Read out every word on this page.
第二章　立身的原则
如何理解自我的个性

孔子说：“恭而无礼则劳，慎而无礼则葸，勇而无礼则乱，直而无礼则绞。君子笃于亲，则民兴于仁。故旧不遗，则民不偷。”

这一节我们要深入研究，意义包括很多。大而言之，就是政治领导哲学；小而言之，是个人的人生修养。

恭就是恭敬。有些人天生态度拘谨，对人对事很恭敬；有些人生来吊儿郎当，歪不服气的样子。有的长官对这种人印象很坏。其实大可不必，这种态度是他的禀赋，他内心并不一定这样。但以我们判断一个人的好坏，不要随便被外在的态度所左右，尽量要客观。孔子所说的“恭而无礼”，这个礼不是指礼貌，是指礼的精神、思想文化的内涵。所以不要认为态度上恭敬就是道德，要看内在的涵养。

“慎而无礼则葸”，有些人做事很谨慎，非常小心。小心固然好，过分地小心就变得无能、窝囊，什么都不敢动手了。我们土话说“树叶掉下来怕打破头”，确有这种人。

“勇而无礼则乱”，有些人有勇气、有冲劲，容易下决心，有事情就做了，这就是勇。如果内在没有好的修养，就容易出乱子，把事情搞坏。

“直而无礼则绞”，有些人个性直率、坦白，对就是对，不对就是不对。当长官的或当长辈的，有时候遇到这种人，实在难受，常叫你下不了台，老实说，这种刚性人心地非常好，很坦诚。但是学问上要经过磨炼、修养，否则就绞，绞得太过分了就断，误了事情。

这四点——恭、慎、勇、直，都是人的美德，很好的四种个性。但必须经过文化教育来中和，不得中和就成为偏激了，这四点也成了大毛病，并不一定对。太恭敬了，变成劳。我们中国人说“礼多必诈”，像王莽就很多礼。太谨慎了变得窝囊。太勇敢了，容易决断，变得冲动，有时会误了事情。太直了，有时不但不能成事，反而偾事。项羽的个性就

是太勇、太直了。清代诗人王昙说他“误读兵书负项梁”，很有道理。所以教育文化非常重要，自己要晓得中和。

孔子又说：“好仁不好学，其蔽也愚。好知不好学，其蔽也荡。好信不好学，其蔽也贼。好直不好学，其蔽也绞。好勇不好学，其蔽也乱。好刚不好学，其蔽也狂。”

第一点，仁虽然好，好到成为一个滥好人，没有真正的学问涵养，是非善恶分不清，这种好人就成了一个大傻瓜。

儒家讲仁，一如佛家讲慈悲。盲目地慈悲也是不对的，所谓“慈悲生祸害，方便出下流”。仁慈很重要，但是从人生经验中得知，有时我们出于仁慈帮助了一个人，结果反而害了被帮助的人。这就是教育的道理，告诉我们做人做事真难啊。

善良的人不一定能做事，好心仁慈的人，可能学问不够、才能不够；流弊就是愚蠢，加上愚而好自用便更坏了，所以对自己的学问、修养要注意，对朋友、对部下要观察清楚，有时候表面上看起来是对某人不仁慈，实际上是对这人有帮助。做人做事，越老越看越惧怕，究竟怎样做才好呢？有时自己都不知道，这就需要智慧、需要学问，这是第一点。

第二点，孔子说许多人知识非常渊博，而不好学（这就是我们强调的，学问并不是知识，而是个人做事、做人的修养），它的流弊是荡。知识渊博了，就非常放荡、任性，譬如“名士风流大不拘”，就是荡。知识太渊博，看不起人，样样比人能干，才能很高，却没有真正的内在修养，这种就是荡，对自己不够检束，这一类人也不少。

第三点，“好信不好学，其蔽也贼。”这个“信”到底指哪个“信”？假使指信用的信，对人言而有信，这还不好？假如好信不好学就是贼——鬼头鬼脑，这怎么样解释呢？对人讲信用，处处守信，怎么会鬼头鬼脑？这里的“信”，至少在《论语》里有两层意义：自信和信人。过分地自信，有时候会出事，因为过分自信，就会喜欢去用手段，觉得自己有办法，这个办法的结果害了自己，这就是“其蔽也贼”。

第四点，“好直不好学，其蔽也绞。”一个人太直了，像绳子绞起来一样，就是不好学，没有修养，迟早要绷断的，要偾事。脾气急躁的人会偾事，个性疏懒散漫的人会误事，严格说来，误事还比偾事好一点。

· · · · · · ·

__Written instruction__
Print the entries exactly. Include every one.

__Task output__
Read out every word on this page.
第二章　立身的原则
如何理解自我的个性

孔子说：“恭而无礼则劳，慎而无礼则葸，勇而无礼则乱，直而无礼则绞。君子笃于亲，则民兴于仁。故旧不遗，则民不偷。”

这一节我们要深入研究，意义包括很多。大而言之，就是政治领导哲学；小而言之，是个人的人生修养。

恭就是恭敬。有些人天生态度拘谨，对人对事很恭敬；有些人生来吊儿郎当，歪不服气的样子。有的长官对这种人印象很坏。其实大可不必，这种态度是他的禀赋，他内心并不一定这样。但以我们判断一个人的好坏，不要随便被外在的态度所左右，尽量要客观。孔子所说的“恭而无礼”，这个礼不是指礼貌，是指礼的精神、思想文化的内涵。所以不要认为态度上恭敬就是道德，要看内在的涵养。

“慎而无礼则葸”，有些人做事很谨慎，非常小心。小心固然好，过分地小心就变得无能、窝囊，什么都不敢动手了。我们土话说“树叶掉下来怕打破头”，确有这种人。

“勇而无礼则乱”，有些人有勇气、有冲劲，容易下决心，有事情就做了，这就是勇。如果内在没有好的修养，就容易出乱子，把事情搞坏。

“直而无礼则绞”，有些人个性直率、坦白，对就是对，不对就是不对。当长官的或当长辈的，有时候遇到这种人，实在难受，常叫你下不了台，老实说，这种刚性人心地非常好，很坦诚。但是学问上要经过磨炼、修养，否则就绞，绞得太过分了就断，误了事情。

这四点——恭、慎、勇、直，都是人的美德，很好的四种个性。但必须经过文化教育来中和，不得中和就成为偏激了，这四点也成了大毛病，并不一定对。太恭敬了，变成劳。我们中国人说“礼多必诈”，像王莽就很多礼。太谨慎了变得窝囊。太勇敢了，容易决断，变得冲动，有时会误了事情。太直了，有时不但不能成事，反而偾事。项羽的个性就

是太勇、太直了。清代诗人王昙说他“误读兵书负项梁”，很有道理。所以教育文化非常重要，自己要晓得中和。

孔子又说：“好仁不好学，其蔽也愚。好知不好学，其蔽也荡。好信不好学，其蔽也贼。好直不好学，其蔽也绞。好勇不好学，其蔽也乱。好刚不好学，其蔽也狂。”

第一点，仁虽然好，好到成为一个滥好人，没有真正的学问涵养，是非善恶分不清，这种好人就成了一个大傻瓜。

儒家讲仁，一如佛家讲慈悲。盲目地慈悲也是不对的，所谓“慈悲生祸害，方便出下流”。仁慈很重要，但是从人生经验中得知，有时我们出于仁慈帮助了一个人，结果反而害了被帮助的人。这就是教育的道理，告诉我们做人做事真难啊。

善良的人不一定能做事，好心仁慈的人，可能学问不够、才能不够；流弊就是愚蠢，加上愚而好自用便更坏了，所以对自己的学问、修养要注意，对朋友、对部下要观察清楚，有时候表面上看起来是对某人不仁慈，实际上是对这人有帮助。做人做事，越老越看越惧怕，究竟怎样做才好呢？有时自己都不知道，这就需要智慧、需要学问，这是第一点。

第二点，孔子说许多人知识非常渊博，而不好学（这就是我们强调的，学问并不是知识，而是个人做事、做人的修养），它的流弊是荡。知识渊博了，就非常放荡、任性，譬如“名士风流大不拘”，就是荡。知识太渊博，看不起人，样样比人能干，才能很高，却没有真正的内在修养，这种就是荡，对自己不够检束，这一类人也不少。

第三点，“好信不好学，其蔽也贼。”这个“信”到底指哪个“信”？假使指信用的信，对人言而有信，这还不好？假如好信不好学就是贼——鬼头鬼脑，这怎么样解释呢？对人讲信用，处处守信，怎么会鬼头鬼脑？这里的“信”，至少在《论语》里有两层意义：自信和信人。过分地自信，有时候会出事，因为过分自信，就会喜欢去用手段，觉得自己有办法，这个办法的结果害了自己，这就是“其蔽也贼”。

第四点，“好直不好学，其蔽也绞。”一个人太直了，像绳子绞起来一样，就是不好学，没有修养，迟早要绷断的，要偾事。脾气急躁的人会偾事，个性疏懒散漫的人会误事，严格说来，误事还比偾事好一点。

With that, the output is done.